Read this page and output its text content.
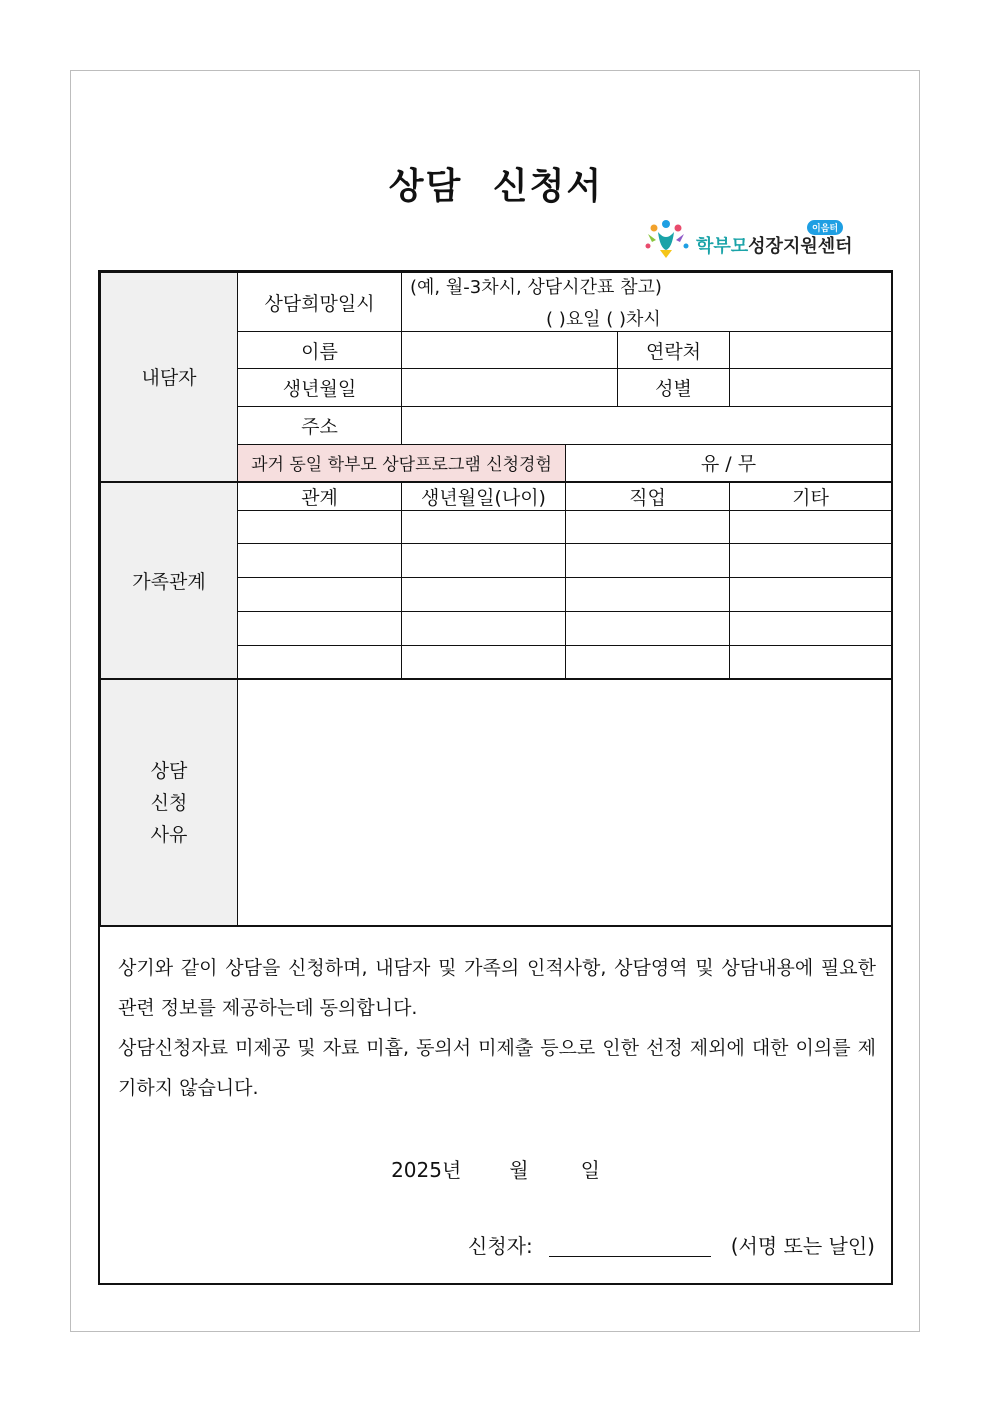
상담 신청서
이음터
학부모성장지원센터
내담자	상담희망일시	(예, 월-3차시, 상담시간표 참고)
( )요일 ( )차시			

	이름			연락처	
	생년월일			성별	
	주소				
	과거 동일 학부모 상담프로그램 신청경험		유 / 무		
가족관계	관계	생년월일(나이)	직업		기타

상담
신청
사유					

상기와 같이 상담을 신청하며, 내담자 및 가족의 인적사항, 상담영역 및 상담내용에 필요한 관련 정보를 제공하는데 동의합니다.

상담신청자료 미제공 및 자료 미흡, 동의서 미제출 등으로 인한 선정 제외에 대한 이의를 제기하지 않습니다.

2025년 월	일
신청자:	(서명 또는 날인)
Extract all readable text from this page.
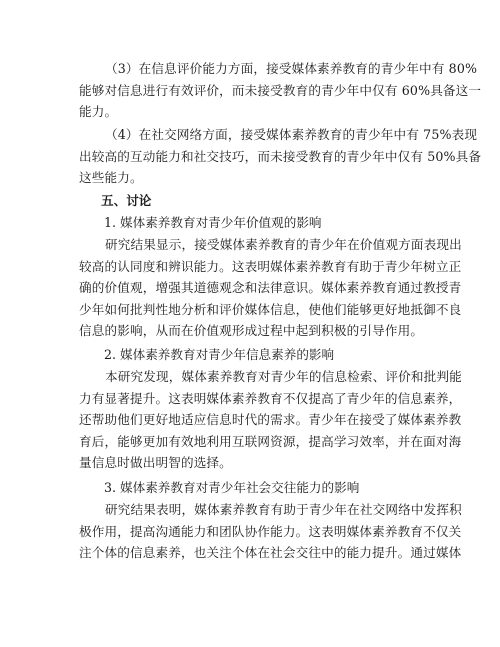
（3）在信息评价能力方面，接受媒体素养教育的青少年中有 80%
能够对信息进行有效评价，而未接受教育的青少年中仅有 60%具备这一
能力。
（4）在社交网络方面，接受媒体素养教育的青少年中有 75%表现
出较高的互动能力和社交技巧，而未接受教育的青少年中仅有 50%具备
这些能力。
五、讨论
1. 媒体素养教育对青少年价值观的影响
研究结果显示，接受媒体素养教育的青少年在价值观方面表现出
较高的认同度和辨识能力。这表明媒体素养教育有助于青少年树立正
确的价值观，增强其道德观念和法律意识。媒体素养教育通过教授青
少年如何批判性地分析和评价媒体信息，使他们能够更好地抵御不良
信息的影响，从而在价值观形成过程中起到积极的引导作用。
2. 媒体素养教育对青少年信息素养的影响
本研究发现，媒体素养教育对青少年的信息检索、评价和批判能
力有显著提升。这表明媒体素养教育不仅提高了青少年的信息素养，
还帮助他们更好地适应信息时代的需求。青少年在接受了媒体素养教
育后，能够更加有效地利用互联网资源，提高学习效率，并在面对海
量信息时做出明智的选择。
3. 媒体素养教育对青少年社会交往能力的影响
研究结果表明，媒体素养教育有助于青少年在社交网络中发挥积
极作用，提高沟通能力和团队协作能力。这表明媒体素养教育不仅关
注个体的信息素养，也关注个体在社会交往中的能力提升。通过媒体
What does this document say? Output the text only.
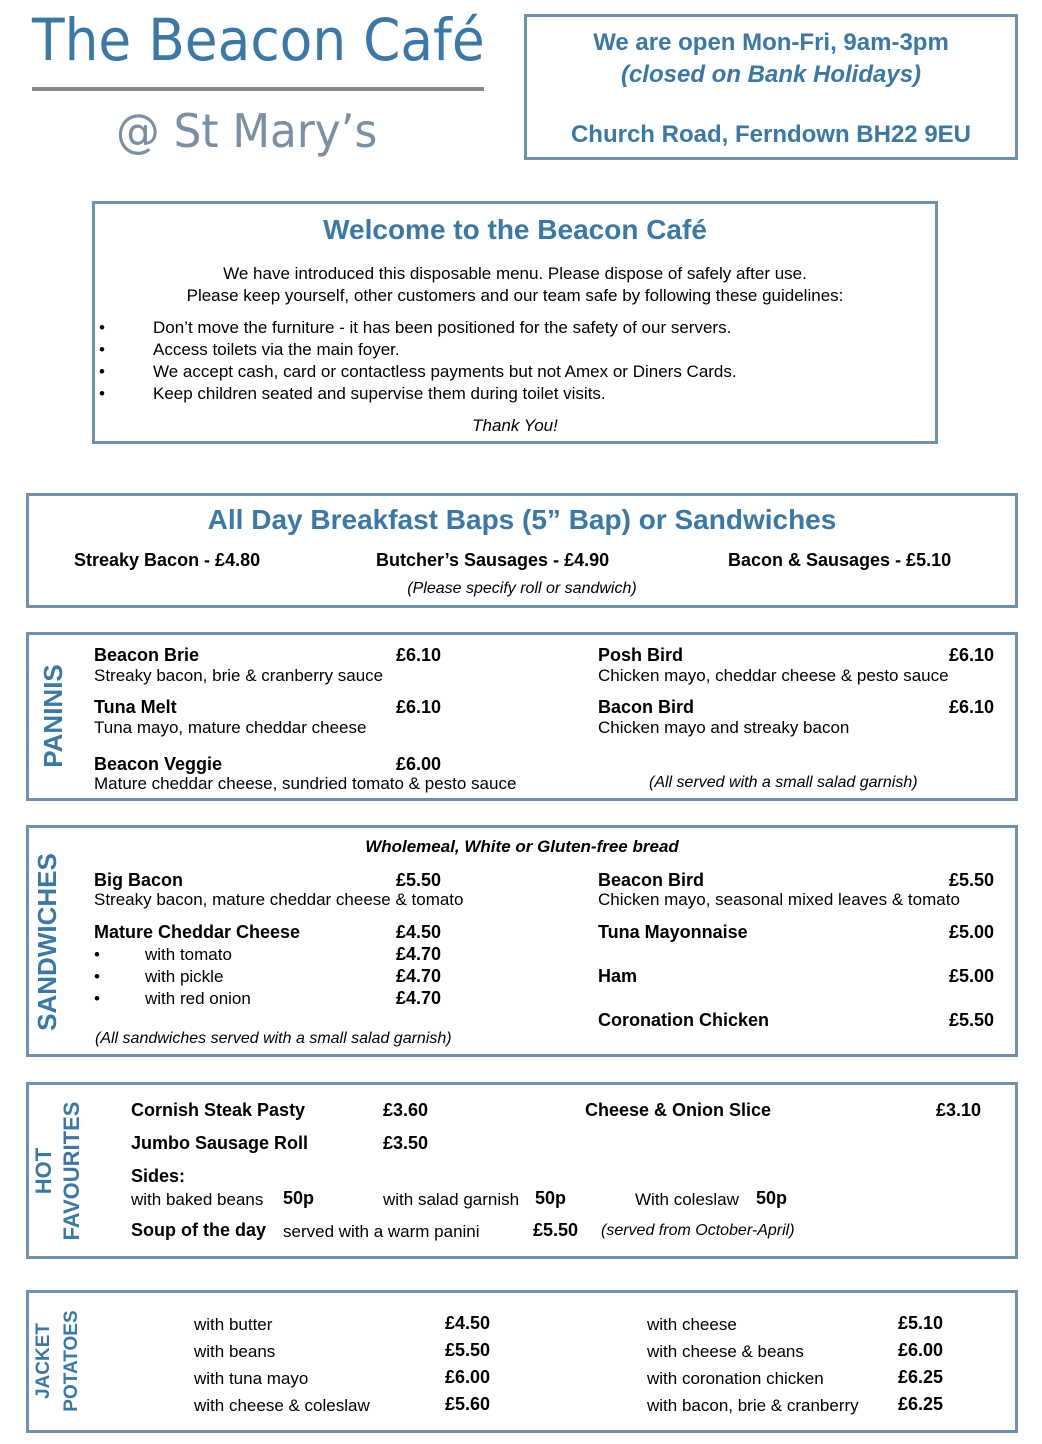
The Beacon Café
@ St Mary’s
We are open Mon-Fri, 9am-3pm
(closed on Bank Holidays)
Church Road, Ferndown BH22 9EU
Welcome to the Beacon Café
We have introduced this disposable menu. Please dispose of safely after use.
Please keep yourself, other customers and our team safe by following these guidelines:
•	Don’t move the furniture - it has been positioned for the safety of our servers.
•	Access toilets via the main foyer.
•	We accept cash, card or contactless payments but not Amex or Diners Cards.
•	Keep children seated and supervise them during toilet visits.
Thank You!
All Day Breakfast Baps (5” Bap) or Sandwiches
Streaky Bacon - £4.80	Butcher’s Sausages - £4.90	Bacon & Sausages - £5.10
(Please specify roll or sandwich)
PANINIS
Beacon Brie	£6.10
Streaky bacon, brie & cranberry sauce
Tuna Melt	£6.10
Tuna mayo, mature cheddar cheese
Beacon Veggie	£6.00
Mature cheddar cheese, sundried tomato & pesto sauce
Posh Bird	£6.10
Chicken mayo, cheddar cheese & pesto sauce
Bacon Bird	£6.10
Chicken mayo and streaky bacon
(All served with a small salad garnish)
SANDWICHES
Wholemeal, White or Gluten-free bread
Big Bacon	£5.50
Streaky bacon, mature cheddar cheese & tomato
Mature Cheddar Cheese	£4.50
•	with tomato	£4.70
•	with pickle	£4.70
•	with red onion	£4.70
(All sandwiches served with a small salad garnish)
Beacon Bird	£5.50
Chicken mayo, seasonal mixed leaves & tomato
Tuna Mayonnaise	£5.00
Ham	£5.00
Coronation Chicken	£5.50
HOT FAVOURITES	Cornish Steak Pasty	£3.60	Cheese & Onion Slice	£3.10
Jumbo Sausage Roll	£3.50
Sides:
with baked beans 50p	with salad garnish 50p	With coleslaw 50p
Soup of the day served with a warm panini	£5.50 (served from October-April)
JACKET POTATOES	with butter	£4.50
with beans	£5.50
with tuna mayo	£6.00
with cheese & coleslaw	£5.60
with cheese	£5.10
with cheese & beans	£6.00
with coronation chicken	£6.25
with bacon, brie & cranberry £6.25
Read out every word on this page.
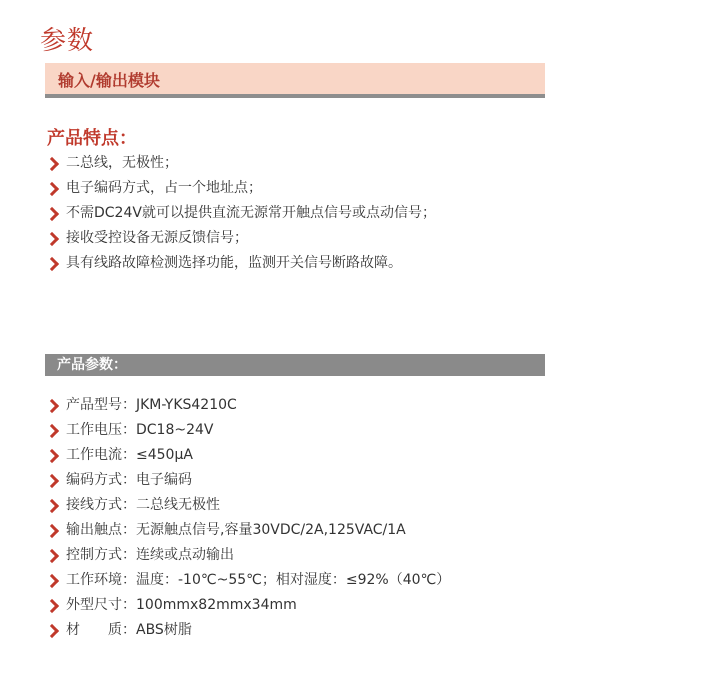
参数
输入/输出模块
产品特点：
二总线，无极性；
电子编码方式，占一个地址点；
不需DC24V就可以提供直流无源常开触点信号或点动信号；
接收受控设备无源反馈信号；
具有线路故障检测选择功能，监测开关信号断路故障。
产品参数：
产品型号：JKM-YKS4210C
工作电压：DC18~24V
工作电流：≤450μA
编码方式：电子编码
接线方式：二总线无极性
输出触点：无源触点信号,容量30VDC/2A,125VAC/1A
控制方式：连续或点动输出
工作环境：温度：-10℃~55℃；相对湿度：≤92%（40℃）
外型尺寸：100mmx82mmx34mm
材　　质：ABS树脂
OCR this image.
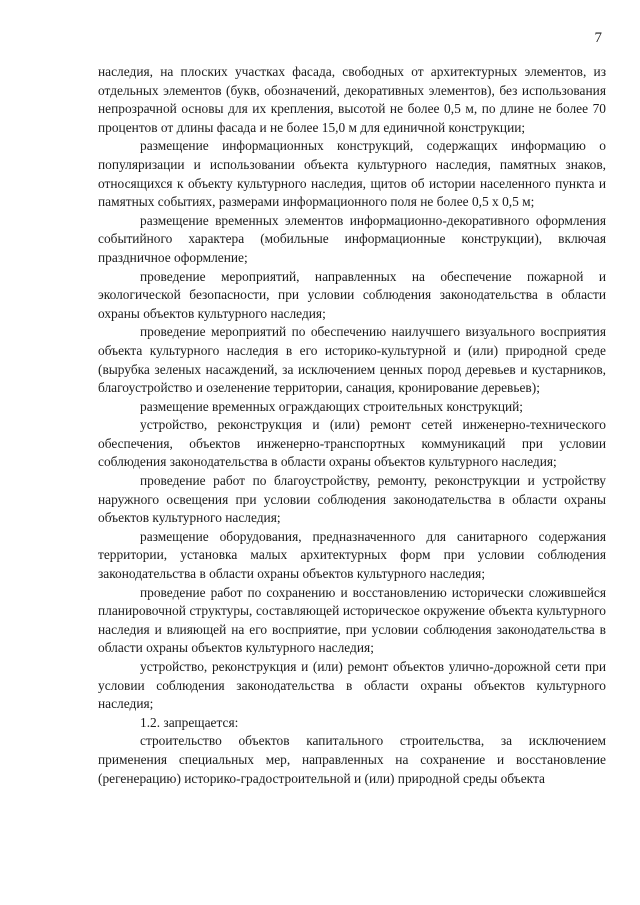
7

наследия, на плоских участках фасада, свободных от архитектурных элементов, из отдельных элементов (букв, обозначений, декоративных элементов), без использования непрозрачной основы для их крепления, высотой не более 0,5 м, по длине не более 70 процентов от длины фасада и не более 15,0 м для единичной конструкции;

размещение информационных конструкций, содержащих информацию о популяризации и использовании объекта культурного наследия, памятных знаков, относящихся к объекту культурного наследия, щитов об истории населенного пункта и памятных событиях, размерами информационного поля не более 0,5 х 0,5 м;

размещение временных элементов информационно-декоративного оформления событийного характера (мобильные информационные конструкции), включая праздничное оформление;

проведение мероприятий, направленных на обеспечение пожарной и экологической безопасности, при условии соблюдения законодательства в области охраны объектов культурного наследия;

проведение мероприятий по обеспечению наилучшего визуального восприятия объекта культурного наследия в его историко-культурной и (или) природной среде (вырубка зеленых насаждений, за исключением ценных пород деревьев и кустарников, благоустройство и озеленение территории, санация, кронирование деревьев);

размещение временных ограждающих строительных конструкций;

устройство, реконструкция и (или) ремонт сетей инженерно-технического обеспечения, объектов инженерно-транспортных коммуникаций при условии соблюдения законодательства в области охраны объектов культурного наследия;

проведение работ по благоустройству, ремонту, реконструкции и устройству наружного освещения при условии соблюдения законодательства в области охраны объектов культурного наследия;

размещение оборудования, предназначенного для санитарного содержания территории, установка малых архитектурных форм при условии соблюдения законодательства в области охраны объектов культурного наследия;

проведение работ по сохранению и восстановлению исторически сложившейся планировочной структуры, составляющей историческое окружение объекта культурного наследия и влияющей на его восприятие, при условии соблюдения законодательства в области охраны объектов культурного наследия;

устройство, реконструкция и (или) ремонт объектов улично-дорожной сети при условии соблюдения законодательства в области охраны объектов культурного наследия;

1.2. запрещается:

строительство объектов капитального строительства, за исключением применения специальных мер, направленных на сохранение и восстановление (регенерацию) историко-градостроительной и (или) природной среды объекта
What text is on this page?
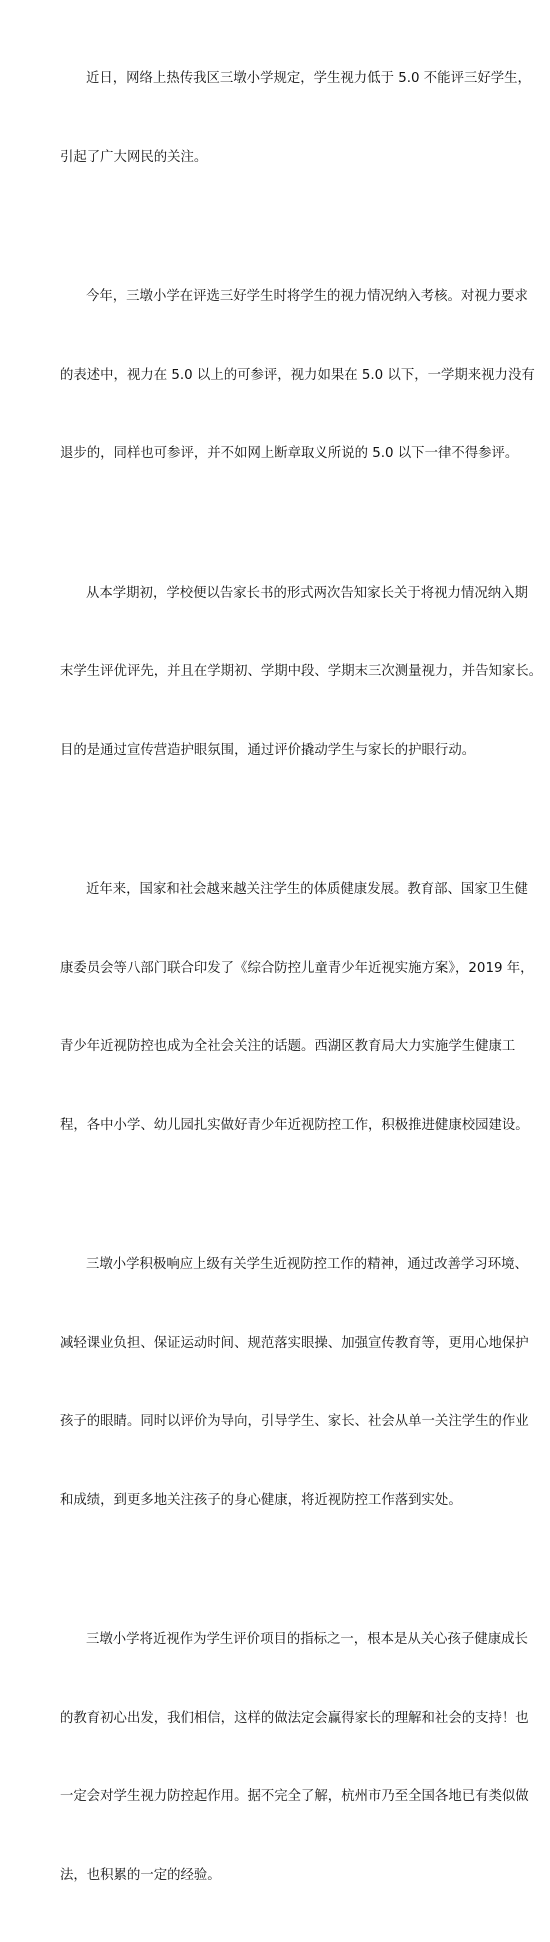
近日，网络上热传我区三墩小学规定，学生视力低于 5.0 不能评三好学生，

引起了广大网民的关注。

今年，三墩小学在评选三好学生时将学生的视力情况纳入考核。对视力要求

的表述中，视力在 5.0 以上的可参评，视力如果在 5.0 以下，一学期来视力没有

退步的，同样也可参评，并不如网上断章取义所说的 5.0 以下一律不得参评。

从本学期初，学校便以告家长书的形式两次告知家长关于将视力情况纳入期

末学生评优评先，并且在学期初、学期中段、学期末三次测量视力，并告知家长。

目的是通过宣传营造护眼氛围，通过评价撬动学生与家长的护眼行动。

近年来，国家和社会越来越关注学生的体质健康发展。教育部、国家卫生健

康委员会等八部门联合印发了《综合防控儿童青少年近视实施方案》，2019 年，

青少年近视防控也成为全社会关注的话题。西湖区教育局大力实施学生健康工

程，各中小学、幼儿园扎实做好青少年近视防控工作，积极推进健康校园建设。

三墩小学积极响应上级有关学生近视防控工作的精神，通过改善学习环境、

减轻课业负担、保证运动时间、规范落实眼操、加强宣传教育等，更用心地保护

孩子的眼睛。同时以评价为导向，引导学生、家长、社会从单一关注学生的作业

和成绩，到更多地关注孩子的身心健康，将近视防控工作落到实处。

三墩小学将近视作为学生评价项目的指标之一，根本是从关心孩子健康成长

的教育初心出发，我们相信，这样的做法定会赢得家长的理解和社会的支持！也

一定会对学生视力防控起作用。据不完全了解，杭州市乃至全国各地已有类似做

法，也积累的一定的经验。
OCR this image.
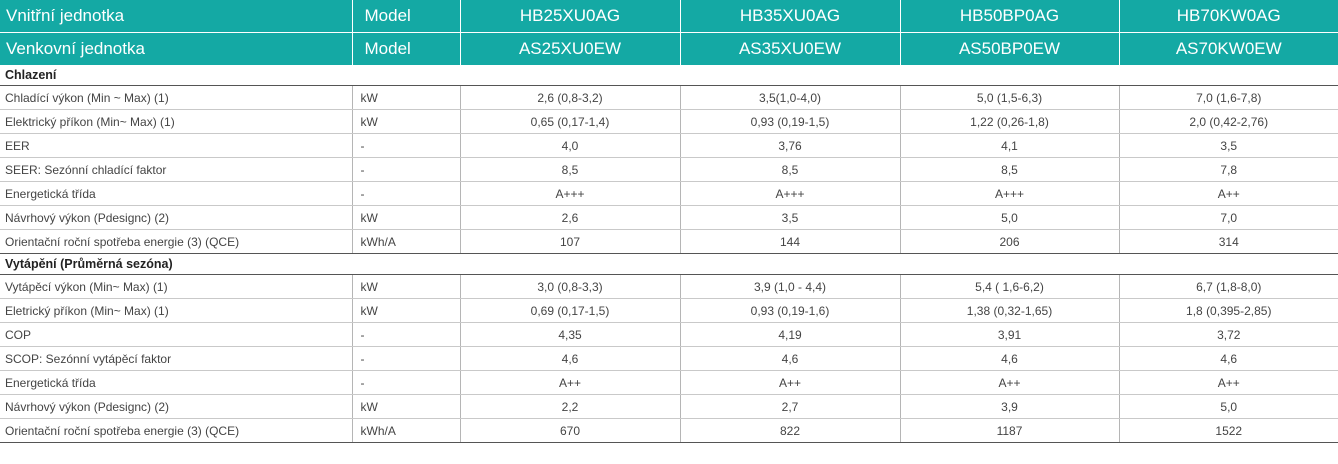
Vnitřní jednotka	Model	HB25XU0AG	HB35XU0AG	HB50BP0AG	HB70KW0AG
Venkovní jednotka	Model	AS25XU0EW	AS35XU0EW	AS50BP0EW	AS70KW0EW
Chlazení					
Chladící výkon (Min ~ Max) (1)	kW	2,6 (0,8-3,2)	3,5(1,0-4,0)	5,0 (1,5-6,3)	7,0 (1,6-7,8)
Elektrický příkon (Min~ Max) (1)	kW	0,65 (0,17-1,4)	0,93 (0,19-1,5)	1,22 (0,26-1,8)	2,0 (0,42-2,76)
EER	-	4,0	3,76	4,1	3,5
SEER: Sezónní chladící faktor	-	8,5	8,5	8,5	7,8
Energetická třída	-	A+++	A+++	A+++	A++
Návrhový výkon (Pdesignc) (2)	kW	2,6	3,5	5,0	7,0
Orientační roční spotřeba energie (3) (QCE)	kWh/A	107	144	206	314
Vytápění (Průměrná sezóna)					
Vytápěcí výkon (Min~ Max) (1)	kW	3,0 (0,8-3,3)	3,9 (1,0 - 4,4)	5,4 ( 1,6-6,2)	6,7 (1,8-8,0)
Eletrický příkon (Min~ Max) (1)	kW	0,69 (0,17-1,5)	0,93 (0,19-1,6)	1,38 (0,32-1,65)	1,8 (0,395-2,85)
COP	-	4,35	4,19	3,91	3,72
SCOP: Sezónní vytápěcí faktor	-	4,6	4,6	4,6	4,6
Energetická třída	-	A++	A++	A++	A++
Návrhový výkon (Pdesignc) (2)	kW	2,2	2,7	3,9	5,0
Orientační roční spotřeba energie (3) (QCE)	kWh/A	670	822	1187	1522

YOUR OBJECTIVE: Go through the records and show every line with the string "элементов" in it.

EXERCISE RESULT:
наследия, на плоских участках фасада, свободных от архитектурных элементов, из отдельных элементов (букв, обозначений, декоративных элементов), без использования непрозрачной основы для их крепления, высотой не более 0,5 м, по длине не более 70 процентов от длины фасада и не более 15,0 м для единичной конструкции;
размещение временных элементов информационно-декоративного оформления событийного характера (мобильные информационные конструкции), включая праздничное оформление;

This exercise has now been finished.